[Stored records]
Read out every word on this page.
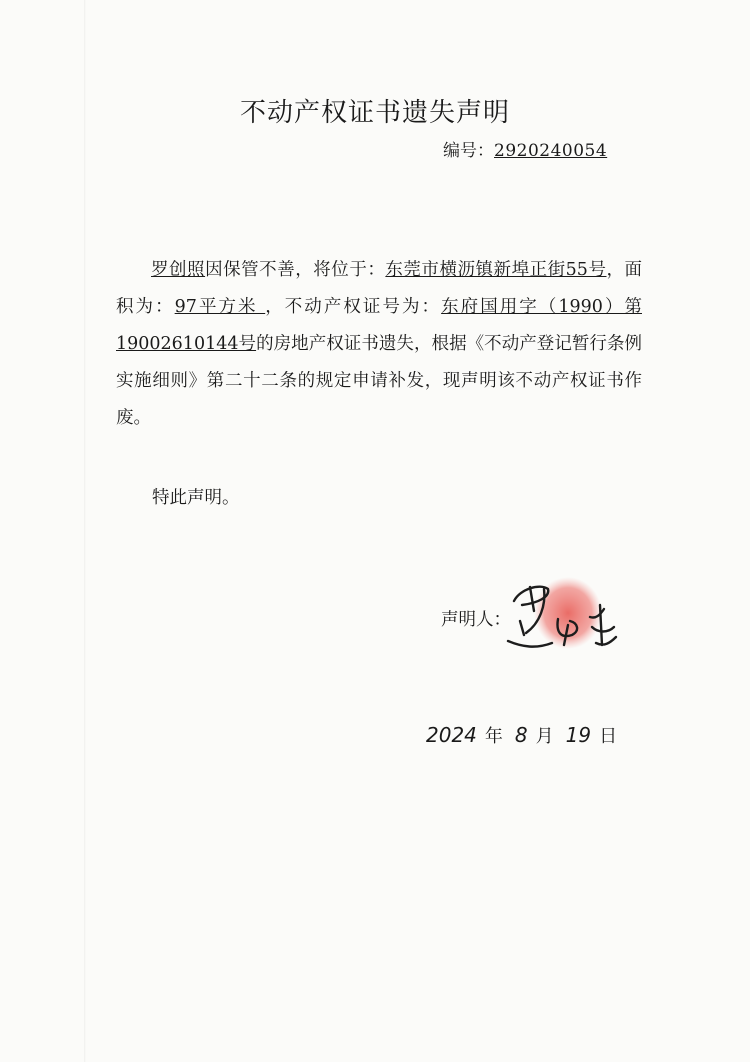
不动产权证书遗失声明
编号：2920240054

罗创照因保管不善，将位于：东莞市横沥镇新埠正街55号，面积为：97平方米 ，不动产权证号为：东府国用字（1990）第19002610144号的房地产权证书遗失，根据《不动产登记暂行条例实施细则》第二十二条的规定申请补发，现声明该不动产权证书作废。

特此声明。
声明人：
2024 年 8 月 19 日
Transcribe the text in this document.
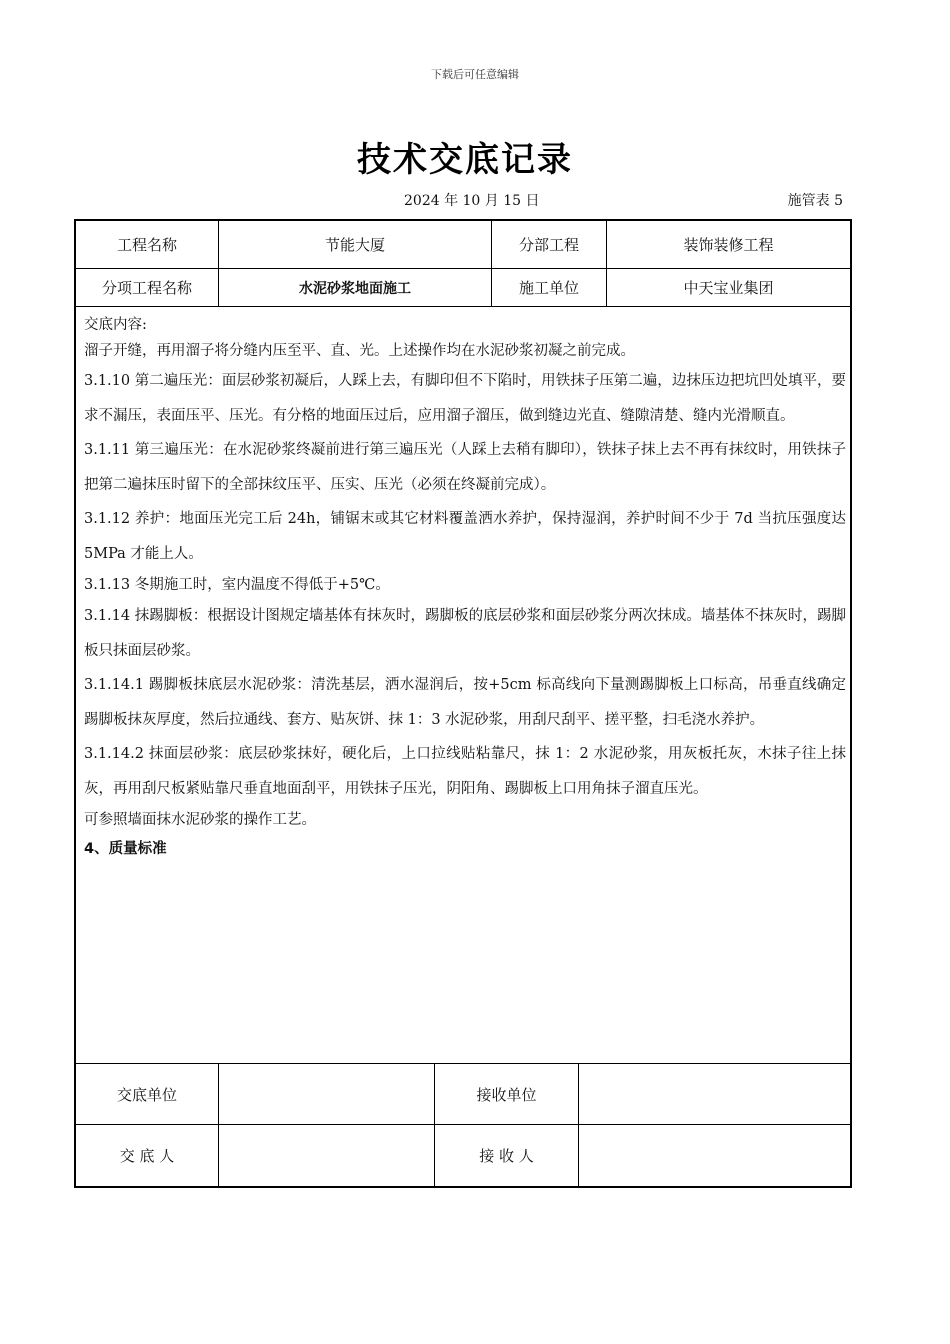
下载后可任意编辑
技术交底记录
2024 年 10 月 15 日	施管表 5
工程名称	节能大厦	分部工程	装饰装修工程
分项工程名称	水泥砂浆地面施工	施工单位	中天宝业集团

交底内容:

溜子开缝，再用溜子将分缝内压至平、直、光。上述操作均在水泥砂浆初凝之前完成。

3.1.10 第二遍压光：面层砂浆初凝后，人踩上去，有脚印但不下陷时，用铁抹子压第二遍，边抹压边把坑凹处填平，要求不漏压，表面压平、压光。有分格的地面压过后，应用溜子溜压，做到缝边光直、缝隙清楚、缝内光滑顺直。

3.1.11 第三遍压光：在水泥砂浆终凝前进行第三遍压光（人踩上去稍有脚印），铁抹子抹上去不再有抹纹时，用铁抹子把第二遍抹压时留下的全部抹纹压平、压实、压光（必须在终凝前完成）。

3.1.12 养护：地面压光完工后 24h，铺锯末或其它材料覆盖洒水养护，保持湿润，养护时间不少于 7d 当抗压强度达 5MPa 才能上人。

3.1.13 冬期施工时，室内温度不得低于+5℃。

3.1.14 抹踢脚板：根据设计图规定墙基体有抹灰时，踢脚板的底层砂浆和面层砂浆分两次抹成。墙基体不抹灰时，踢脚板只抹面层砂浆。

3.1.14.1 踢脚板抹底层水泥砂浆：清洗基层，洒水湿润后，按+5cm 标高线向下量测踢脚板上口标高，吊垂直线确定踢脚板抹灰厚度，然后拉通线、套方、贴灰饼、抹 1：3 水泥砂浆，用刮尺刮平、搓平整，扫毛浇水养护。

3.1.14.2 抹面层砂浆：底层砂浆抹好，硬化后，上口拉线贴粘靠尺，抹 1：2 水泥砂浆，用灰板托灰，木抹子往上抹灰，再用刮尺板紧贴靠尺垂直地面刮平，用铁抹子压光，阴阳角、踢脚板上口用角抹子溜直压光。

可参照墙面抹水泥砂浆的操作工艺。

4、质量标准

交底单位	接收单位
交 底 人	接 收 人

** DIRECTIVE **
Quote the material word for word, dropping any images it holds.

** EXERCISE ANSWER **
Read out every word on this page.
不动产权证书遗失声明
编号：2920240054

罗创照因保管不善，将位于：东莞市横沥镇新埠正街55号，面积为：97平方米 ，不动产权证号为：东府国用字（1990）第19002610144号的房地产权证书遗失，根据《不动产登记暂行条例实施细则》第二十二条的规定申请补发，现声明该不动产权证书作废。

特此声明。
声明人：
2024 年 8 月 19 日
Transcribe the text in this document.
下载后可任意编辑
技术交底记录
2024 年 10 月 15 日	施管表 5
工程名称	节能大厦	分部工程	装饰装修工程
分项工程名称	水泥砂浆地面施工	施工单位	中天宝业集团

交底内容:

溜子开缝，再用溜子将分缝内压至平、直、光。上述操作均在水泥砂浆初凝之前完成。

3.1.10 第二遍压光：面层砂浆初凝后，人踩上去，有脚印但不下陷时，用铁抹子压第二遍，边抹压边把坑凹处填平，要求不漏压，表面压平、压光。有分格的地面压过后，应用溜子溜压，做到缝边光直、缝隙清楚、缝内光滑顺直。

3.1.11 第三遍压光：在水泥砂浆终凝前进行第三遍压光（人踩上去稍有脚印），铁抹子抹上去不再有抹纹时，用铁抹子把第二遍抹压时留下的全部抹纹压平、压实、压光（必须在终凝前完成）。

3.1.12 养护：地面压光完工后 24h，铺锯末或其它材料覆盖洒水养护，保持湿润，养护时间不少于 7d 当抗压强度达 5MPa 才能上人。

3.1.13 冬期施工时，室内温度不得低于+5℃。

3.1.14 抹踢脚板：根据设计图规定墙基体有抹灰时，踢脚板的底层砂浆和面层砂浆分两次抹成。墙基体不抹灰时，踢脚板只抹面层砂浆。

3.1.14.1 踢脚板抹底层水泥砂浆：清洗基层，洒水湿润后，按+5cm 标高线向下量测踢脚板上口标高，吊垂直线确定踢脚板抹灰厚度，然后拉通线、套方、贴灰饼、抹 1：3 水泥砂浆，用刮尺刮平、搓平整，扫毛浇水养护。

3.1.14.2 抹面层砂浆：底层砂浆抹好，硬化后，上口拉线贴粘靠尺，抹 1：2 水泥砂浆，用灰板托灰，木抹子往上抹灰，再用刮尺板紧贴靠尺垂直地面刮平，用铁抹子压光，阴阳角、踢脚板上口用角抹子溜直压光。

可参照墙面抹水泥砂浆的操作工艺。

4、质量标准

交底单位	接收单位
交 底 人	接 收 人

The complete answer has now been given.